Please copy, character for character, the part of the records that opens with the line containing "app-logo-icon [18, 87, 82, 161]" and closes with the line containing "menu-item-save-local-config[interactable]: Сохранить в", including both of those lines.
____ DATA TO PROCESS
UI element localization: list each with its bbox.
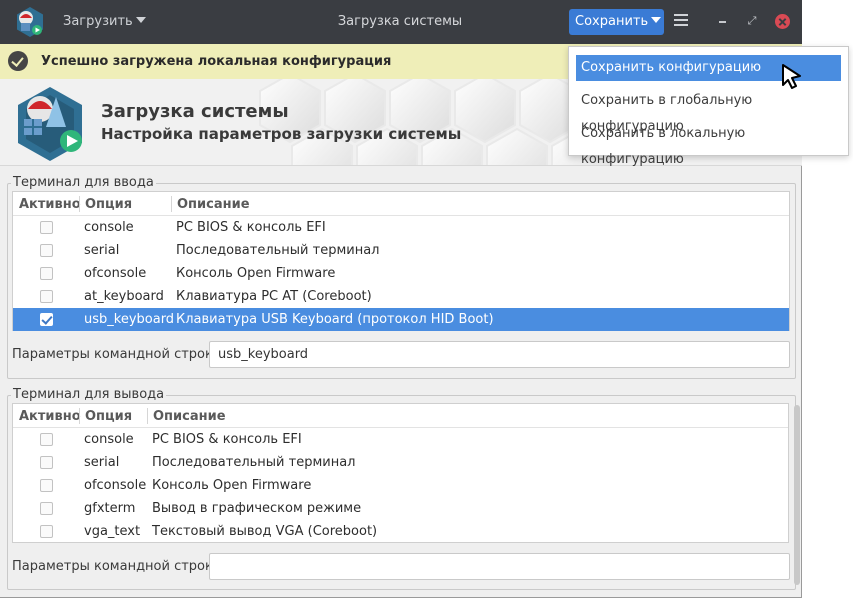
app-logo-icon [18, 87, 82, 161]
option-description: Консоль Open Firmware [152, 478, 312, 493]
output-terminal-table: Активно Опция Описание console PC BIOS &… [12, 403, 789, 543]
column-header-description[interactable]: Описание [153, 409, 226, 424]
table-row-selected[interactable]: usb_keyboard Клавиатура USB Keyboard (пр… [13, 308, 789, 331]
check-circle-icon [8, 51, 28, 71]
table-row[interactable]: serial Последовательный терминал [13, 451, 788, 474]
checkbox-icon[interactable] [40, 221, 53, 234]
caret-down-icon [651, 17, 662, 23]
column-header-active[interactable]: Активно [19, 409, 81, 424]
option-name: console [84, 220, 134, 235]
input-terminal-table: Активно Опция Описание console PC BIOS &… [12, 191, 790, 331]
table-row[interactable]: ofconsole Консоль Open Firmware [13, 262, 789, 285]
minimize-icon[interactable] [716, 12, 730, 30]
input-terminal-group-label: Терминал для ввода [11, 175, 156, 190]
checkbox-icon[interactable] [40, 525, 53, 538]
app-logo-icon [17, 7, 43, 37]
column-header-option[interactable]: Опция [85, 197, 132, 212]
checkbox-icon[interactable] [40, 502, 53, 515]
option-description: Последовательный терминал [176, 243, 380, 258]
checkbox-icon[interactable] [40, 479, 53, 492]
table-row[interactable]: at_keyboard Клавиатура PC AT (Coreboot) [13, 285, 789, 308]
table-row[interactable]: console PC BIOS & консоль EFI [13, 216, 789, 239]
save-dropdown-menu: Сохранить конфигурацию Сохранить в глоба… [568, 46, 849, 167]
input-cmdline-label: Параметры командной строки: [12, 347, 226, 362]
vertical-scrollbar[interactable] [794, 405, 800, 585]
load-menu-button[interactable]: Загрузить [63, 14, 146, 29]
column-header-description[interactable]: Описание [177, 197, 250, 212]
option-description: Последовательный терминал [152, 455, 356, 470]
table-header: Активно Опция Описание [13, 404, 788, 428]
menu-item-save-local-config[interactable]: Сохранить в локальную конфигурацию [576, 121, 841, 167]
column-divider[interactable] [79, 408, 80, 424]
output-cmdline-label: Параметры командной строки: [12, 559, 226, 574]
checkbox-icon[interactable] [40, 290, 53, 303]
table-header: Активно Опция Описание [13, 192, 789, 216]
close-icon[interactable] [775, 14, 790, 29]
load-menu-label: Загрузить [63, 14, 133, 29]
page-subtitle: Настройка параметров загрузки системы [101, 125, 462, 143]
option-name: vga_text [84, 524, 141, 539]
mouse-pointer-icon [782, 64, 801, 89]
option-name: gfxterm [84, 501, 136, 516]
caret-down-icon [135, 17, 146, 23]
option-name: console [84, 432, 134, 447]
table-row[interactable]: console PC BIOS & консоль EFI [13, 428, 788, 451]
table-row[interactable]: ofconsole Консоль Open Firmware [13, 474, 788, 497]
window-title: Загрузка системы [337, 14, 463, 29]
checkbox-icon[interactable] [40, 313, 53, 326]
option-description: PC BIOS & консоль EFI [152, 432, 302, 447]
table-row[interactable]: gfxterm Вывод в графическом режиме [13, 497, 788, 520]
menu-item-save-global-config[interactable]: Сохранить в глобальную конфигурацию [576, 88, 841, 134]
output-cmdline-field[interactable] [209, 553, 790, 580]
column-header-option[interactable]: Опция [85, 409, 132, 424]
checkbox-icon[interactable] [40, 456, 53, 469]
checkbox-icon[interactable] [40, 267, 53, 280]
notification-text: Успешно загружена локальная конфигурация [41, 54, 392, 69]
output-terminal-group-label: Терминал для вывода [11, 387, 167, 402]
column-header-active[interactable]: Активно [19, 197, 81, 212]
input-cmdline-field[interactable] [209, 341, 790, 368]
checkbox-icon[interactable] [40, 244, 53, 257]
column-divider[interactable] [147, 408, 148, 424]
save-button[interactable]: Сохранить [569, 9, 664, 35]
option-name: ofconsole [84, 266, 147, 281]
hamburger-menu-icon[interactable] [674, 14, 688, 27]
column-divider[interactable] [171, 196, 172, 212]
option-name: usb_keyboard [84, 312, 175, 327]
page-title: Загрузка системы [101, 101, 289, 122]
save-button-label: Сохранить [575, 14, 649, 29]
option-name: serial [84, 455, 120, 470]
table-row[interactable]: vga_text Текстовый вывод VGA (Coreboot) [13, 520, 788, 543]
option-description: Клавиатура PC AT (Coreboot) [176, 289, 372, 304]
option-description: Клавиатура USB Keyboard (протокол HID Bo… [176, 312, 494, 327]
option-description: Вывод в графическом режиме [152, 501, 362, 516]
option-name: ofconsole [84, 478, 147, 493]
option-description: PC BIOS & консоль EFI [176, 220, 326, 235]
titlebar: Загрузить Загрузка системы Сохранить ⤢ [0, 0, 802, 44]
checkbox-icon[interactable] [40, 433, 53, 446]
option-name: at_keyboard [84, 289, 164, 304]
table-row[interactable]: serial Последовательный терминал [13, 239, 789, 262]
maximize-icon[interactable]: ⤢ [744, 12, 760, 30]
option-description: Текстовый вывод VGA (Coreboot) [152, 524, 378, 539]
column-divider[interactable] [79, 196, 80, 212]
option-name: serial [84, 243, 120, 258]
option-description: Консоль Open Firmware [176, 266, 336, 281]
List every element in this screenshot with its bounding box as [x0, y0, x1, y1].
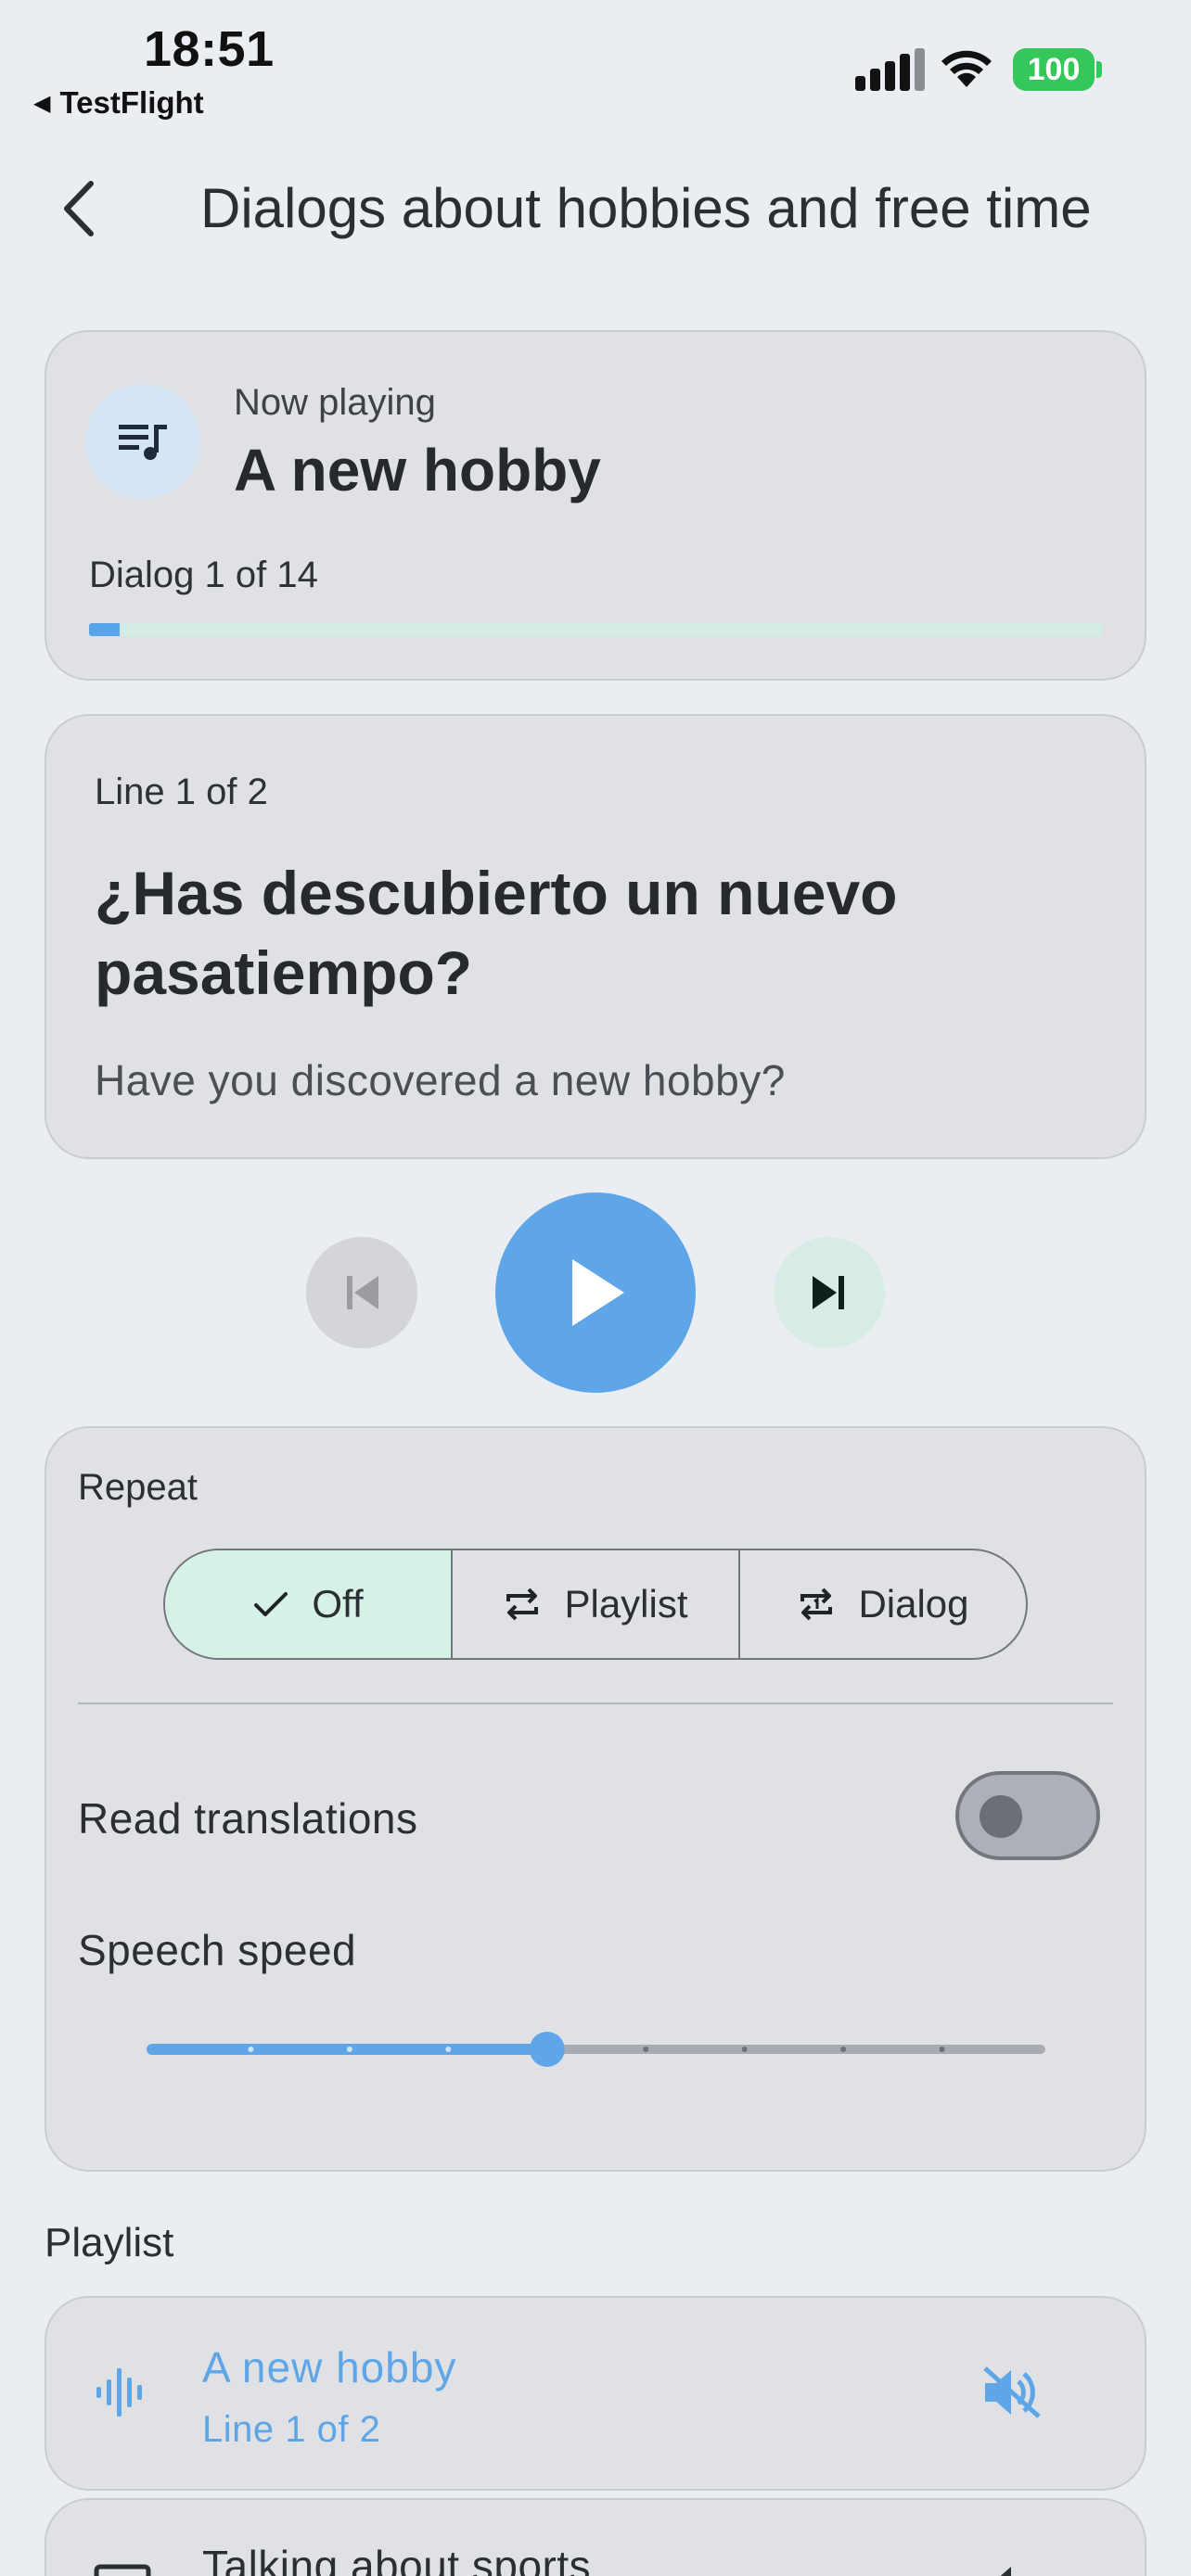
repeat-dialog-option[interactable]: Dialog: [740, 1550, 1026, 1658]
________
→ PROBLEM SOLUTION
app-logo-icon [18, 87, 82, 161]
option-description: Консоль Open Firmware [152, 478, 312, 493]
output-terminal-table: Активно Опция Описание console PC BIOS &… [12, 403, 789, 543]
column-header-description[interactable]: Описание [153, 409, 226, 424]
table-row-selected[interactable]: usb_keyboard Клавиатура USB Keyboard (пр… [13, 308, 789, 331]
check-circle-icon [8, 51, 28, 71]
table-row[interactable]: serial Последовательный терминал [13, 451, 788, 474]
checkbox-icon[interactable] [40, 221, 53, 234]
caret-down-icon [651, 17, 662, 23]
column-header-active[interactable]: Активно [19, 409, 81, 424]
option-name: console [84, 220, 134, 235]
input-terminal-table: Активно Опция Описание console PC BIOS &… [12, 191, 790, 331]
table-row[interactable]: ofconsole Консоль Open Firmware [13, 262, 789, 285]
minimize-icon[interactable] [716, 12, 730, 30]
input-terminal-group-label: Терминал для ввода [11, 175, 156, 190]
checkbox-icon[interactable] [40, 525, 53, 538]
app-logo-icon [17, 7, 43, 37]
column-header-option[interactable]: Опция [85, 197, 132, 212]
checkbox-icon[interactable] [40, 502, 53, 515]
option-description: Последовательный терминал [176, 243, 380, 258]
checkbox-icon[interactable] [40, 479, 53, 492]
table-row[interactable]: at_keyboard Клавиатура PC AT (Coreboot) [13, 285, 789, 308]
table-row[interactable]: console PC BIOS & консоль EFI [13, 216, 789, 239]
save-dropdown-menu: Сохранить конфигурацию Сохранить в глоба… [568, 46, 849, 167]
input-cmdline-label: Параметры командной строки: [12, 347, 226, 362]
vertical-scrollbar[interactable] [794, 405, 800, 585]
load-menu-button[interactable]: Загрузить [63, 14, 146, 29]
column-header-description[interactable]: Описание [177, 197, 250, 212]
option-description: Последовательный терминал [152, 455, 356, 470]
table-header: Активно Опция Описание [13, 404, 788, 428]
menu-item-save-local-config[interactable]: Сохранить в локальную конфигурацию [576, 121, 841, 167]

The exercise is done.